** BEGIN Data for processing **
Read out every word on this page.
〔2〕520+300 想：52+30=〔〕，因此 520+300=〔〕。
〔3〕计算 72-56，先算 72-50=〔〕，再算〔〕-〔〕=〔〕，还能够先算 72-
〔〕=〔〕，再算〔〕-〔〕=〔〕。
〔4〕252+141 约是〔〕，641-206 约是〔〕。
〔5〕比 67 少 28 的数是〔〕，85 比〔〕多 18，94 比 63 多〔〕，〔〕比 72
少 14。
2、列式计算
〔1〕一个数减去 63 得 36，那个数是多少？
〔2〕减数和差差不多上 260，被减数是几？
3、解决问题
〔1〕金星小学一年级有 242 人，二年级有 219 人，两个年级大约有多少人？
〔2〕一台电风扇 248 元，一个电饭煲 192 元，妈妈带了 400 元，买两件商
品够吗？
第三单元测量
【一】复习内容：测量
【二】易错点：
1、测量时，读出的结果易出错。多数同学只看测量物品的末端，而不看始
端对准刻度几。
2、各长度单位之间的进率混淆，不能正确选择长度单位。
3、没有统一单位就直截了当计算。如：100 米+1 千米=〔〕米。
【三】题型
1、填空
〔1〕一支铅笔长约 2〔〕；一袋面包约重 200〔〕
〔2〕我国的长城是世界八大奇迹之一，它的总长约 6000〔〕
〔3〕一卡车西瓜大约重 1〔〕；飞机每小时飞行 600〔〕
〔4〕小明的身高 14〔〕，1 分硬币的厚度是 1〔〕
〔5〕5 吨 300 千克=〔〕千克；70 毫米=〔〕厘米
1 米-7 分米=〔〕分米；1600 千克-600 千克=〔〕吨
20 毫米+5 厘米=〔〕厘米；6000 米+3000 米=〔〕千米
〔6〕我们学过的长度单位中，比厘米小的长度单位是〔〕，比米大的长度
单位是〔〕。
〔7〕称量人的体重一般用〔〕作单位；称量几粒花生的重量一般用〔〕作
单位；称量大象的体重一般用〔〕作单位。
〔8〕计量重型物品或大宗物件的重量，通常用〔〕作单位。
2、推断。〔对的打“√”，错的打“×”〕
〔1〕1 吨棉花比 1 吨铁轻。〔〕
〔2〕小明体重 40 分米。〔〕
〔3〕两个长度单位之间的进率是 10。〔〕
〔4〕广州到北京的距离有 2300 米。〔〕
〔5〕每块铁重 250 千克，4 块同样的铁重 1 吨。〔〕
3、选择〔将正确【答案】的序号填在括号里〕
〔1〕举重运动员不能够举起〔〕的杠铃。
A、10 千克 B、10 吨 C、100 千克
** END Data for processing **
The whole listing above needs to be written out again exactly.

Read out every word on this page.
〔2〕520+300 想：52+30=〔〕，因此 520+300=〔〕。
〔3〕计算 72-56，先算 72-50=〔〕，再算〔〕-〔〕=〔〕，还能够先算 72-
〔〕=〔〕，再算〔〕-〔〕=〔〕。
〔4〕252+141 约是〔〕，641-206 约是〔〕。
〔5〕比 67 少 28 的数是〔〕，85 比〔〕多 18，94 比 63 多〔〕，〔〕比 72
少 14。
2、列式计算
〔1〕一个数减去 63 得 36，那个数是多少？
〔2〕减数和差差不多上 260，被减数是几？
3、解决问题
〔1〕金星小学一年级有 242 人，二年级有 219 人，两个年级大约有多少人？
〔2〕一台电风扇 248 元，一个电饭煲 192 元，妈妈带了 400 元，买两件商
品够吗？
第三单元测量
【一】复习内容：测量
【二】易错点：
1、测量时，读出的结果易出错。多数同学只看测量物品的末端，而不看始
端对准刻度几。
2、各长度单位之间的进率混淆，不能正确选择长度单位。
3、没有统一单位就直截了当计算。如：100 米+1 千米=〔〕米。
【三】题型
1、填空
〔1〕一支铅笔长约 2〔〕；一袋面包约重 200〔〕
〔2〕我国的长城是世界八大奇迹之一，它的总长约 6000〔〕
〔3〕一卡车西瓜大约重 1〔〕；飞机每小时飞行 600〔〕
〔4〕小明的身高 14〔〕，1 分硬币的厚度是 1〔〕
〔5〕5 吨 300 千克=〔〕千克；70 毫米=〔〕厘米
1 米-7 分米=〔〕分米；1600 千克-600 千克=〔〕吨
20 毫米+5 厘米=〔〕厘米；6000 米+3000 米=〔〕千米
〔6〕我们学过的长度单位中，比厘米小的长度单位是〔〕，比米大的长度
单位是〔〕。
〔7〕称量人的体重一般用〔〕作单位；称量几粒花生的重量一般用〔〕作
单位；称量大象的体重一般用〔〕作单位。
〔8〕计量重型物品或大宗物件的重量，通常用〔〕作单位。
2、推断。〔对的打“√”，错的打“×”〕
〔1〕1 吨棉花比 1 吨铁轻。〔〕
〔2〕小明体重 40 分米。〔〕
〔3〕两个长度单位之间的进率是 10。〔〕
〔4〕广州到北京的距离有 2300 米。〔〕
〔5〕每块铁重 250 千克，4 块同样的铁重 1 吨。〔〕
3、选择〔将正确【答案】的序号填在括号里〕
〔1〕举重运动员不能够举起〔〕的杠铃。
A、10 千克 B、10 吨 C、100 千克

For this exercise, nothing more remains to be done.